Copy out the entries below in full and exactly.

== Excerpted data ==

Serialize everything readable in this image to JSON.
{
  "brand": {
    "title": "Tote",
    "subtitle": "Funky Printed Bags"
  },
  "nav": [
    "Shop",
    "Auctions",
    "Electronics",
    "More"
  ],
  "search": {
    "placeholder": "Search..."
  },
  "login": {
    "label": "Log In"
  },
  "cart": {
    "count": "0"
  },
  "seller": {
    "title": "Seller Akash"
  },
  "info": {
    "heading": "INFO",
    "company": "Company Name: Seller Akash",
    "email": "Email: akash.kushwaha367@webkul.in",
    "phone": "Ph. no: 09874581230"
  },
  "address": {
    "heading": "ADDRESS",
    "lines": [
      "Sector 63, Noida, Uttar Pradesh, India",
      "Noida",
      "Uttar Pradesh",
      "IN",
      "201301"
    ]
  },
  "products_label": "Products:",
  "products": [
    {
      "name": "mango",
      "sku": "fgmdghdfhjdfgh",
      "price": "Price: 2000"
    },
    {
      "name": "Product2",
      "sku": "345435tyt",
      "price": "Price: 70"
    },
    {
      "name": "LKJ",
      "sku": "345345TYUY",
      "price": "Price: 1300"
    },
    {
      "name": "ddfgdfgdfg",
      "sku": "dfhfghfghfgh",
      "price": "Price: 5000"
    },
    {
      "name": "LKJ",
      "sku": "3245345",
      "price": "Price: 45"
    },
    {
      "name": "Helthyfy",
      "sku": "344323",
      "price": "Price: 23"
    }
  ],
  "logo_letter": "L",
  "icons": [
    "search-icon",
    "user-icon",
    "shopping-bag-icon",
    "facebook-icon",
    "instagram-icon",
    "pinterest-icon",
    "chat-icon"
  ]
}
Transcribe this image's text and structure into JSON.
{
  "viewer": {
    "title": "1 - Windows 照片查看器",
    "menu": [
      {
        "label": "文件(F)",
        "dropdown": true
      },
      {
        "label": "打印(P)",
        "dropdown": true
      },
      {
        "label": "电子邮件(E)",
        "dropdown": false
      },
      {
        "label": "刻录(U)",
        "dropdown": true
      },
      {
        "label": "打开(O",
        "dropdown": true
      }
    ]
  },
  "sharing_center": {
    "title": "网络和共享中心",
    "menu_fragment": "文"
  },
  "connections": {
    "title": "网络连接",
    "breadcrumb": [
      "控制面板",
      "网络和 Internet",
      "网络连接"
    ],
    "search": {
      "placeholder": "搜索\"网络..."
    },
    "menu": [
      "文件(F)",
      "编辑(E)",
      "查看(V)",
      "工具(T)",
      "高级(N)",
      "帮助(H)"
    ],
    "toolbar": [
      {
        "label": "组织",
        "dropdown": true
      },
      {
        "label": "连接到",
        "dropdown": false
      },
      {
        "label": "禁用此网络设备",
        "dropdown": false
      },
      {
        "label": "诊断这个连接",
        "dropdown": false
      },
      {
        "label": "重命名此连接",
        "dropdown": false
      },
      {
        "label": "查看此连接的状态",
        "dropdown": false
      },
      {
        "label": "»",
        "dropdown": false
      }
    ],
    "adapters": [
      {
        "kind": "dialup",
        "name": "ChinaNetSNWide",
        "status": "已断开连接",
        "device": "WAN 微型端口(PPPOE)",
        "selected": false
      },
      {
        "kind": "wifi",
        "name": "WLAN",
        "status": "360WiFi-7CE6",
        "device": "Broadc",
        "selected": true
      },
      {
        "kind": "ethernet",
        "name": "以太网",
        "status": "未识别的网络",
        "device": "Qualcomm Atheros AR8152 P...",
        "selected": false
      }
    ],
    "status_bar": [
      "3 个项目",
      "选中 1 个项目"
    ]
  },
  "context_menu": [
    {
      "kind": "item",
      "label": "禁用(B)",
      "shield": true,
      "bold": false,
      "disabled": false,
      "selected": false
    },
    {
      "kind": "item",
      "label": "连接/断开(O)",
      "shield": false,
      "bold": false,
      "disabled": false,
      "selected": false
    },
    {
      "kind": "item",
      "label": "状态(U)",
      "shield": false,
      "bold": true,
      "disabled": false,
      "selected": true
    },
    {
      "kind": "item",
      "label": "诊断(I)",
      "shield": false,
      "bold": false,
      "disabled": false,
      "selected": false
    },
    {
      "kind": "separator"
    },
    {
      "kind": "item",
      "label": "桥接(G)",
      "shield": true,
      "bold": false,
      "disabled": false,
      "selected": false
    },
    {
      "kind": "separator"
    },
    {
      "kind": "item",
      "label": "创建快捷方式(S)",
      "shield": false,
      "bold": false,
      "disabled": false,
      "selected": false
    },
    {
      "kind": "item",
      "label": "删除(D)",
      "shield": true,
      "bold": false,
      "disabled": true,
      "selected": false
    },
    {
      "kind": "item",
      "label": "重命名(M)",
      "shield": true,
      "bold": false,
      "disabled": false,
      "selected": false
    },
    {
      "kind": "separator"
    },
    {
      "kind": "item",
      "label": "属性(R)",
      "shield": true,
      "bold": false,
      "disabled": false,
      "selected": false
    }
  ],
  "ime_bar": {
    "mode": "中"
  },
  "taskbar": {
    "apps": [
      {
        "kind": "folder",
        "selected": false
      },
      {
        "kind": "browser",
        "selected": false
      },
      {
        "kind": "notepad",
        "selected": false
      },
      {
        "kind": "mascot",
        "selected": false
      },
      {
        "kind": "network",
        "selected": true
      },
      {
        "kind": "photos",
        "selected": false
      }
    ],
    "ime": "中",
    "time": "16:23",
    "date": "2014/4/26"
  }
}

===

* _Solved problem_
Serialize everything readable in this image to JSON.
{
  "brand": {
    "title": "Tote",
    "subtitle": "Funky Printed Bags"
  },
  "nav": [
    "Shop",
    "Auctions",
    "Electronics",
    "More"
  ],
  "search": {
    "placeholder": "Search..."
  },
  "login": {
    "label": "Log In"
  },
  "cart": {
    "count": "0"
  },
  "seller": {
    "title": "Seller Akash"
  },
  "info": {
    "heading": "INFO",
    "company": "Company Name: Seller Akash",
    "email": "Email: akash.kushwaha367@webkul.in",
    "phone": "Ph. no: 09874581230"
  },
  "address": {
    "heading": "ADDRESS",
    "lines": [
      "Sector 63, Noida, Uttar Pradesh, India",
      "Noida",
      "Uttar Pradesh",
      "IN",
      "201301"
    ]
  },
  "products_label": "Products:",
  "products": [
    {
      "name": "mango",
      "sku": "fgmdghdfhjdfgh",
      "price": "Price: 2000"
    },
    {
      "name": "Product2",
      "sku": "345435tyt",
      "price": "Price: 70"
    },
    {
      "name": "LKJ",
      "sku": "345345TYUY",
      "price": "Price: 1300"
    },
    {
      "name": "ddfgdfgdfg",
      "sku": "dfhfghfghfgh",
      "price": "Price: 5000"
    },
    {
      "name": "LKJ",
      "sku": "3245345",
      "price": "Price: 45"
    },
    {
      "name": "Helthyfy",
      "sku": "344323",
      "price": "Price: 23"
    }
  ],
  "logo_letter": "L",
  "icons": [
    "search-icon",
    "user-icon",
    "shopping-bag-icon",
    "facebook-icon",
    "instagram-icon",
    "pinterest-icon",
    "chat-icon"
  ]
}
Transcribe this image's text and structure into JSON.
{
  "viewer": {
    "title": "1 - Windows 照片查看器",
    "menu": [
      {
        "label": "文件(F)",
        "dropdown": true
      },
      {
        "label": "打印(P)",
        "dropdown": true
      },
      {
        "label": "电子邮件(E)",
        "dropdown": false
      },
      {
        "label": "刻录(U)",
        "dropdown": true
      },
      {
        "label": "打开(O",
        "dropdown": true
      }
    ]
  },
  "sharing_center": {
    "title": "网络和共享中心",
    "menu_fragment": "文"
  },
  "connections": {
    "title": "网络连接",
    "breadcrumb": [
      "控制面板",
      "网络和 Internet",
      "网络连接"
    ],
    "search": {
      "placeholder": "搜索\"网络..."
    },
    "menu": [
      "文件(F)",
      "编辑(E)",
      "查看(V)",
      "工具(T)",
      "高级(N)",
      "帮助(H)"
    ],
    "toolbar": [
      {
        "label": "组织",
        "dropdown": true
      },
      {
        "label": "连接到",
        "dropdown": false
      },
      {
        "label": "禁用此网络设备",
        "dropdown": false
      },
      {
        "label": "诊断这个连接",
        "dropdown": false
      },
      {
        "label": "重命名此连接",
        "dropdown": false
      },
      {
        "label": "查看此连接的状态",
        "dropdown": false
      },
      {
        "label": "»",
        "dropdown": false
      }
    ],
    "adapters": [
      {
        "kind": "dialup",
        "name": "ChinaNetSNWide",
        "status": "已断开连接",
        "device": "WAN 微型端口(PPPOE)",
        "selected": false
      },
      {
        "kind": "wifi",
        "name": "WLAN",
        "status": "360WiFi-7CE6",
        "device": "Broadc",
        "selected": true
      },
      {
        "kind": "ethernet",
        "name": "以太网",
        "status": "未识别的网络",
        "device": "Qualcomm Atheros AR8152 P...",
        "selected": false
      }
    ],
    "status_bar": [
      "3 个项目",
      "选中 1 个项目"
    ]
  },
  "context_menu": [
    {
      "kind": "item",
      "label": "禁用(B)",
      "shield": true,
      "bold": false,
      "disabled": false,
      "selected": false
    },
    {
      "kind": "item",
      "label": "连接/断开(O)",
      "shield": false,
      "bold": false,
      "disabled": false,
      "selected": false
    },
    {
      "kind": "item",
      "label": "状态(U)",
      "shield": false,
      "bold": true,
      "disabled": false,
      "selected": true
    },
    {
      "kind": "item",
      "label": "诊断(I)",
      "shield": false,
      "bold": false,
      "disabled": false,
      "selected": false
    },
    {
      "kind": "separator"
    },
    {
      "kind": "item",
      "label": "桥接(G)",
      "shield": true,
      "bold": false,
      "disabled": false,
      "selected": false
    },
    {
      "kind": "separator"
    },
    {
      "kind": "item",
      "label": "创建快捷方式(S)",
      "shield": false,
      "bold": false,
      "disabled": false,
      "selected": false
    },
    {
      "kind": "item",
      "label": "删除(D)",
      "shield": true,
      "bold": false,
      "disabled": true,
      "selected": false
    },
    {
      "kind": "item",
      "label": "重命名(M)",
      "shield": true,
      "bold": false,
      "disabled": false,
      "selected": false
    },
    {
      "kind": "separator"
    },
    {
      "kind": "item",
      "label": "属性(R)",
      "shield": true,
      "bold": false,
      "disabled": false,
      "selected": false
    }
  ],
  "ime_bar": {
    "mode": "中"
  },
  "taskbar": {
    "apps": [
      {
        "kind": "folder",
        "selected": false
      },
      {
        "kind": "browser",
        "selected": false
      },
      {
        "kind": "notepad",
        "selected": false
      },
      {
        "kind": "mascot",
        "selected": false
      },
      {
        "kind": "network",
        "selected": true
      },
      {
        "kind": "photos",
        "selected": false
      }
    ],
    "ime": "中",
    "time": "16:23",
    "date": "2014/4/26"
  }
}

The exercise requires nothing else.